◆ **Problem details**
Transcribe all of the material exactly.

◆ **Data in this exercise**

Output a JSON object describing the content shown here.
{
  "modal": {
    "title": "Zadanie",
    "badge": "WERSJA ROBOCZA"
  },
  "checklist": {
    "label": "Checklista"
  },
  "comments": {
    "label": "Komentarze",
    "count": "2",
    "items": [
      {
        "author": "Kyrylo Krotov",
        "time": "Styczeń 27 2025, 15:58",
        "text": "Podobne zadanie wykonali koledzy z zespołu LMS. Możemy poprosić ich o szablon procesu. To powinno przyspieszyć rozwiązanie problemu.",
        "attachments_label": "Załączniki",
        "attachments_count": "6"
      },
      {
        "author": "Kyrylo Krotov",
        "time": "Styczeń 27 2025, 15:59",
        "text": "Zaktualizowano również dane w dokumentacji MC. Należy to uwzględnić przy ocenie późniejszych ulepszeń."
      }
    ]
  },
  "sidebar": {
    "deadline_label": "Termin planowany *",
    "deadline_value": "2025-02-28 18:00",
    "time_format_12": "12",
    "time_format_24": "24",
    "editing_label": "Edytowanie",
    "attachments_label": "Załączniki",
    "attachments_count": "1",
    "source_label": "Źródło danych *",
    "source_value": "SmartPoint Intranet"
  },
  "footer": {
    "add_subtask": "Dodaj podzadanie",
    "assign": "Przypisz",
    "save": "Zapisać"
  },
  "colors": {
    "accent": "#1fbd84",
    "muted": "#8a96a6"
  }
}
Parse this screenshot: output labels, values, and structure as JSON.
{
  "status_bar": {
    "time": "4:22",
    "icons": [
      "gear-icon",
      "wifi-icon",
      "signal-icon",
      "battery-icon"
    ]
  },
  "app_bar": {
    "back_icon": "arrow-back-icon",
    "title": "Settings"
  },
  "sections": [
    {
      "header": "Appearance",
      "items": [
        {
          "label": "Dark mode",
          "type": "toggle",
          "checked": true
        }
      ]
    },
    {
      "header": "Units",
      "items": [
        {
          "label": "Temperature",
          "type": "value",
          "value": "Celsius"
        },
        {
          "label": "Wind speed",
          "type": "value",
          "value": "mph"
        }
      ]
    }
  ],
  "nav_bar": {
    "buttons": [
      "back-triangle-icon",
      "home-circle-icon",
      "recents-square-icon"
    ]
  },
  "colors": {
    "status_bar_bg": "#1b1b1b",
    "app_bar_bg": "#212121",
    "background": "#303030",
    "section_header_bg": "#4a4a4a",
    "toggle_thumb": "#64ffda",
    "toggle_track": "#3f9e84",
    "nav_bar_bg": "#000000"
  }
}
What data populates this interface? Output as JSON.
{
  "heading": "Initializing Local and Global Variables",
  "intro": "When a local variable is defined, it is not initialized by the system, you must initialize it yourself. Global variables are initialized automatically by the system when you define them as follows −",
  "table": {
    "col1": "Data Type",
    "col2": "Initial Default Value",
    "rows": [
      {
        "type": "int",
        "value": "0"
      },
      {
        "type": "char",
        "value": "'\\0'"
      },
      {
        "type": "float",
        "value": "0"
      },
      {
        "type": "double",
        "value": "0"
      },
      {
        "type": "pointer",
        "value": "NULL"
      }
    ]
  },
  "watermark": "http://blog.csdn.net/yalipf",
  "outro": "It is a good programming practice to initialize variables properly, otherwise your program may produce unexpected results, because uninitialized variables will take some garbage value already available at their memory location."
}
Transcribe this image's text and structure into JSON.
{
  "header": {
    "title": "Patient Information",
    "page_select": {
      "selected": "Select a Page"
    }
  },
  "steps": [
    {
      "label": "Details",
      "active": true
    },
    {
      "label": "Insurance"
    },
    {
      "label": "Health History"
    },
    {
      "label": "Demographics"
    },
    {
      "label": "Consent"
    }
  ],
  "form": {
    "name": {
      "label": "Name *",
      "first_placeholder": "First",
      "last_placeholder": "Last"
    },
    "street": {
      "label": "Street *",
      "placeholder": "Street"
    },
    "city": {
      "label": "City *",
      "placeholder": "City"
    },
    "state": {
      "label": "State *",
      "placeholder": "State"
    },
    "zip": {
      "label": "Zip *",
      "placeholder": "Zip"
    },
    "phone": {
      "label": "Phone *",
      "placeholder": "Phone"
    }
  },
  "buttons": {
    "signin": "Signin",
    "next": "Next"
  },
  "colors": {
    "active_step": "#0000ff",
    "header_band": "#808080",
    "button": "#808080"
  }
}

◆ **Completed exercise**
Output a JSON object describing the content shown here.
{
  "modal": {
    "title": "Zadanie",
    "badge": "WERSJA ROBOCZA"
  },
  "checklist": {
    "label": "Checklista"
  },
  "comments": {
    "label": "Komentarze",
    "count": "2",
    "items": [
      {
        "author": "Kyrylo Krotov",
        "time": "Styczeń 27 2025, 15:58",
        "text": "Podobne zadanie wykonali koledzy z zespołu LMS. Możemy poprosić ich o szablon procesu. To powinno przyspieszyć rozwiązanie problemu.",
        "attachments_label": "Załączniki",
        "attachments_count": "6"
      },
      {
        "author": "Kyrylo Krotov",
        "time": "Styczeń 27 2025, 15:59",
        "text": "Zaktualizowano również dane w dokumentacji MC. Należy to uwzględnić przy ocenie późniejszych ulepszeń."
      }
    ]
  },
  "sidebar": {
    "deadline_label": "Termin planowany *",
    "deadline_value": "2025-02-28 18:00",
    "time_format_12": "12",
    "time_format_24": "24",
    "editing_label": "Edytowanie",
    "attachments_label": "Załączniki",
    "attachments_count": "1",
    "source_label": "Źródło danych *",
    "source_value": "SmartPoint Intranet"
  },
  "footer": {
    "add_subtask": "Dodaj podzadanie",
    "assign": "Przypisz",
    "save": "Zapisać"
  },
  "colors": {
    "accent": "#1fbd84",
    "muted": "#8a96a6"
  }
}
Parse this screenshot: output labels, values, and structure as JSON.
{
  "status_bar": {
    "time": "4:22",
    "icons": [
      "gear-icon",
      "wifi-icon",
      "signal-icon",
      "battery-icon"
    ]
  },
  "app_bar": {
    "back_icon": "arrow-back-icon",
    "title": "Settings"
  },
  "sections": [
    {
      "header": "Appearance",
      "items": [
        {
          "label": "Dark mode",
          "type": "toggle",
          "checked": true
        }
      ]
    },
    {
      "header": "Units",
      "items": [
        {
          "label": "Temperature",
          "type": "value",
          "value": "Celsius"
        },
        {
          "label": "Wind speed",
          "type": "value",
          "value": "mph"
        }
      ]
    }
  ],
  "nav_bar": {
    "buttons": [
      "back-triangle-icon",
      "home-circle-icon",
      "recents-square-icon"
    ]
  },
  "colors": {
    "status_bar_bg": "#1b1b1b",
    "app_bar_bg": "#212121",
    "background": "#303030",
    "section_header_bg": "#4a4a4a",
    "toggle_thumb": "#64ffda",
    "toggle_track": "#3f9e84",
    "nav_bar_bg": "#000000"
  }
}
What data populates this interface? Output as JSON.
{
  "heading": "Initializing Local and Global Variables",
  "intro": "When a local variable is defined, it is not initialized by the system, you must initialize it yourself. Global variables are initialized automatically by the system when you define them as follows −",
  "table": {
    "col1": "Data Type",
    "col2": "Initial Default Value",
    "rows": [
      {
        "type": "int",
        "value": "0"
      },
      {
        "type": "char",
        "value": "'\\0'"
      },
      {
        "type": "float",
        "value": "0"
      },
      {
        "type": "double",
        "value": "0"
      },
      {
        "type": "pointer",
        "value": "NULL"
      }
    ]
  },
  "watermark": "http://blog.csdn.net/yalipf",
  "outro": "It is a good programming practice to initialize variables properly, otherwise your program may produce unexpected results, because uninitialized variables will take some garbage value already available at their memory location."
}
Transcribe this image's text and structure into JSON.
{
  "header": {
    "title": "Patient Information",
    "page_select": {
      "selected": "Select a Page"
    }
  },
  "steps": [
    {
      "label": "Details",
      "active": true
    },
    {
      "label": "Insurance"
    },
    {
      "label": "Health History"
    },
    {
      "label": "Demographics"
    },
    {
      "label": "Consent"
    }
  ],
  "form": {
    "name": {
      "label": "Name *",
      "first_placeholder": "First",
      "last_placeholder": "Last"
    },
    "street": {
      "label": "Street *",
      "placeholder": "Street"
    },
    "city": {
      "label": "City *",
      "placeholder": "City"
    },
    "state": {
      "label": "State *",
      "placeholder": "State"
    },
    "zip": {
      "label": "Zip *",
      "placeholder": "Zip"
    },
    "phone": {
      "label": "Phone *",
      "placeholder": "Phone"
    }
  },
  "buttons": {
    "signin": "Signin",
    "next": "Next"
  },
  "colors": {
    "active_step": "#0000ff",
    "header_band": "#808080",
    "button": "#808080"
  }
}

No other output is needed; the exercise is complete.